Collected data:
***
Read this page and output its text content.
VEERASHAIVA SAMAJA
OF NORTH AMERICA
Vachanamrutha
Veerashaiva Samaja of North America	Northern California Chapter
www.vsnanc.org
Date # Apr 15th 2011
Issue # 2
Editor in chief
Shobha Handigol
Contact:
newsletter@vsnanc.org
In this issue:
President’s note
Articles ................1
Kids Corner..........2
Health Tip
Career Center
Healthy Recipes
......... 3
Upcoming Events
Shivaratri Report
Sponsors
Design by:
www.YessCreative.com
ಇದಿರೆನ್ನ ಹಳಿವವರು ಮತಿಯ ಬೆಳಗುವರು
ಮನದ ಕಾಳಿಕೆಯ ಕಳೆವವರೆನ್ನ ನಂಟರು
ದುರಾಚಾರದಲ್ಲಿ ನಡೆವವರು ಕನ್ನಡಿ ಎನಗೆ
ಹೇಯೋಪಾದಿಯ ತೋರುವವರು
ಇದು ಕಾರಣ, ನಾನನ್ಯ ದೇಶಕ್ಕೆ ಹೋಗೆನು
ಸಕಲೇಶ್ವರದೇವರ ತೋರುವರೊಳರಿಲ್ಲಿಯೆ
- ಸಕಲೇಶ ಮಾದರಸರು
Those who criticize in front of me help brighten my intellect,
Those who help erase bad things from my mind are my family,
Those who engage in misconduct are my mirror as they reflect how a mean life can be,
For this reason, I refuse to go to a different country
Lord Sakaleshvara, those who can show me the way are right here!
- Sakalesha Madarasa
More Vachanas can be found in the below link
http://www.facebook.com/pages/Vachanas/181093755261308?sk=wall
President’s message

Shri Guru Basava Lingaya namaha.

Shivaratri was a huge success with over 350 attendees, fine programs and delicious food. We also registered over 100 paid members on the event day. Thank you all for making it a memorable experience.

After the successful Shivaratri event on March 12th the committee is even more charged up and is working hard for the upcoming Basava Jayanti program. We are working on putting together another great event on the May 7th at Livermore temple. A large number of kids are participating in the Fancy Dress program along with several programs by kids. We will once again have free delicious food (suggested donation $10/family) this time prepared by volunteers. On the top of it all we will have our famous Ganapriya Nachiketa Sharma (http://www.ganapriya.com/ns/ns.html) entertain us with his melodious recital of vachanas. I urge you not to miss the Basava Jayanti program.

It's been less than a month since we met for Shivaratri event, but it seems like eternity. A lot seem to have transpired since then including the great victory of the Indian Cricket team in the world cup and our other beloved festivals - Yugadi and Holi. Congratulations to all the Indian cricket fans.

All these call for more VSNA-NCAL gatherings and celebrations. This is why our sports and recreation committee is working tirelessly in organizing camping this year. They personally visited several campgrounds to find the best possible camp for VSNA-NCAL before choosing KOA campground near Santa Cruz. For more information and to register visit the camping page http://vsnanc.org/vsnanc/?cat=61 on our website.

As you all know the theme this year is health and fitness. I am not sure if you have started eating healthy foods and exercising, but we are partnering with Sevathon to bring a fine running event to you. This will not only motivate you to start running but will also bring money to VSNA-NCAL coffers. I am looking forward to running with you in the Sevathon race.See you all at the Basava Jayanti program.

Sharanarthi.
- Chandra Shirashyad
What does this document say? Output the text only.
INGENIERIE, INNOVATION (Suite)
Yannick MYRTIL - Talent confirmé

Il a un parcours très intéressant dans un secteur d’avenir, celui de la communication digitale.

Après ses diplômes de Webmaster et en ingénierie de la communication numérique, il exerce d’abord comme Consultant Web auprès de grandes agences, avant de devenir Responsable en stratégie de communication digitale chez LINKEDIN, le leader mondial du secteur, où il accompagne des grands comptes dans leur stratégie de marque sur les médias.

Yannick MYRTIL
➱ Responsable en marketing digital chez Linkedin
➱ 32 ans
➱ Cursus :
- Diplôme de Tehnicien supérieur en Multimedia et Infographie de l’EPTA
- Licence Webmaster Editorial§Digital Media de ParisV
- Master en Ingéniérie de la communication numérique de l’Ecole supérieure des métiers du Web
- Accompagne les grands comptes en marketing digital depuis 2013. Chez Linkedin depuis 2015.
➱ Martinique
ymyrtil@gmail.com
***
Directive.
Give the entries again in full, exactly as they are written.

Solution.
Read this page and output its text content.
VEERASHAIVA SAMAJA
OF NORTH AMERICA
Vachanamrutha
Veerashaiva Samaja of North America	Northern California Chapter
www.vsnanc.org
Date # Apr 15th 2011
Issue # 2
Editor in chief
Shobha Handigol
Contact:
newsletter@vsnanc.org
In this issue:
President’s note
Articles ................1
Kids Corner..........2
Health Tip
Career Center
Healthy Recipes
......... 3
Upcoming Events
Shivaratri Report
Sponsors
Design by:
www.YessCreative.com
ಇದಿರೆನ್ನ ಹಳಿವವರು ಮತಿಯ ಬೆಳಗುವರು
ಮನದ ಕಾಳಿಕೆಯ ಕಳೆವವರೆನ್ನ ನಂಟರು
ದುರಾಚಾರದಲ್ಲಿ ನಡೆವವರು ಕನ್ನಡಿ ಎನಗೆ
ಹೇಯೋಪಾದಿಯ ತೋರುವವರು
ಇದು ಕಾರಣ, ನಾನನ್ಯ ದೇಶಕ್ಕೆ ಹೋಗೆನು
ಸಕಲೇಶ್ವರದೇವರ ತೋರುವರೊಳರಿಲ್ಲಿಯೆ
- ಸಕಲೇಶ ಮಾದರಸರು
Those who criticize in front of me help brighten my intellect,
Those who help erase bad things from my mind are my family,
Those who engage in misconduct are my mirror as they reflect how a mean life can be,
For this reason, I refuse to go to a different country
Lord Sakaleshvara, those who can show me the way are right here!
- Sakalesha Madarasa
More Vachanas can be found in the below link
http://www.facebook.com/pages/Vachanas/181093755261308?sk=wall
President’s message

Shri Guru Basava Lingaya namaha.

Shivaratri was a huge success with over 350 attendees, fine programs and delicious food. We also registered over 100 paid members on the event day. Thank you all for making it a memorable experience.

After the successful Shivaratri event on March 12th the committee is even more charged up and is working hard for the upcoming Basava Jayanti program. We are working on putting together another great event on the May 7th at Livermore temple. A large number of kids are participating in the Fancy Dress program along with several programs by kids. We will once again have free delicious food (suggested donation $10/family) this time prepared by volunteers. On the top of it all we will have our famous Ganapriya Nachiketa Sharma (http://www.ganapriya.com/ns/ns.html) entertain us with his melodious recital of vachanas. I urge you not to miss the Basava Jayanti program.

It's been less than a month since we met for Shivaratri event, but it seems like eternity. A lot seem to have transpired since then including the great victory of the Indian Cricket team in the world cup and our other beloved festivals - Yugadi and Holi. Congratulations to all the Indian cricket fans.

All these call for more VSNA-NCAL gatherings and celebrations. This is why our sports and recreation committee is working tirelessly in organizing camping this year. They personally visited several campgrounds to find the best possible camp for VSNA-NCAL before choosing KOA campground near Santa Cruz. For more information and to register visit the camping page http://vsnanc.org/vsnanc/?cat=61 on our website.

As you all know the theme this year is health and fitness. I am not sure if you have started eating healthy foods and exercising, but we are partnering with Sevathon to bring a fine running event to you. This will not only motivate you to start running but will also bring money to VSNA-NCAL coffers. I am looking forward to running with you in the Sevathon race.See you all at the Basava Jayanti program.

Sharanarthi.
- Chandra Shirashyad
What does this document say? Output the text only.
INGENIERIE, INNOVATION (Suite)
Yannick MYRTIL - Talent confirmé

Il a un parcours très intéressant dans un secteur d’avenir, celui de la communication digitale.

Après ses diplômes de Webmaster et en ingénierie de la communication numérique, il exerce d’abord comme Consultant Web auprès de grandes agences, avant de devenir Responsable en stratégie de communication digitale chez LINKEDIN, le leader mondial du secteur, où il accompagne des grands comptes dans leur stratégie de marque sur les médias.

Yannick MYRTIL
➱ Responsable en marketing digital chez Linkedin
➱ 32 ans
➱ Cursus :
- Diplôme de Tehnicien supérieur en Multimedia et Infographie de l’EPTA
- Licence Webmaster Editorial§Digital Media de ParisV
- Master en Ingéniérie de la communication numérique de l’Ecole supérieure des métiers du Web
- Accompagne les grands comptes en marketing digital depuis 2013. Chez Linkedin depuis 2015.
➱ Martinique
ymyrtil@gmail.com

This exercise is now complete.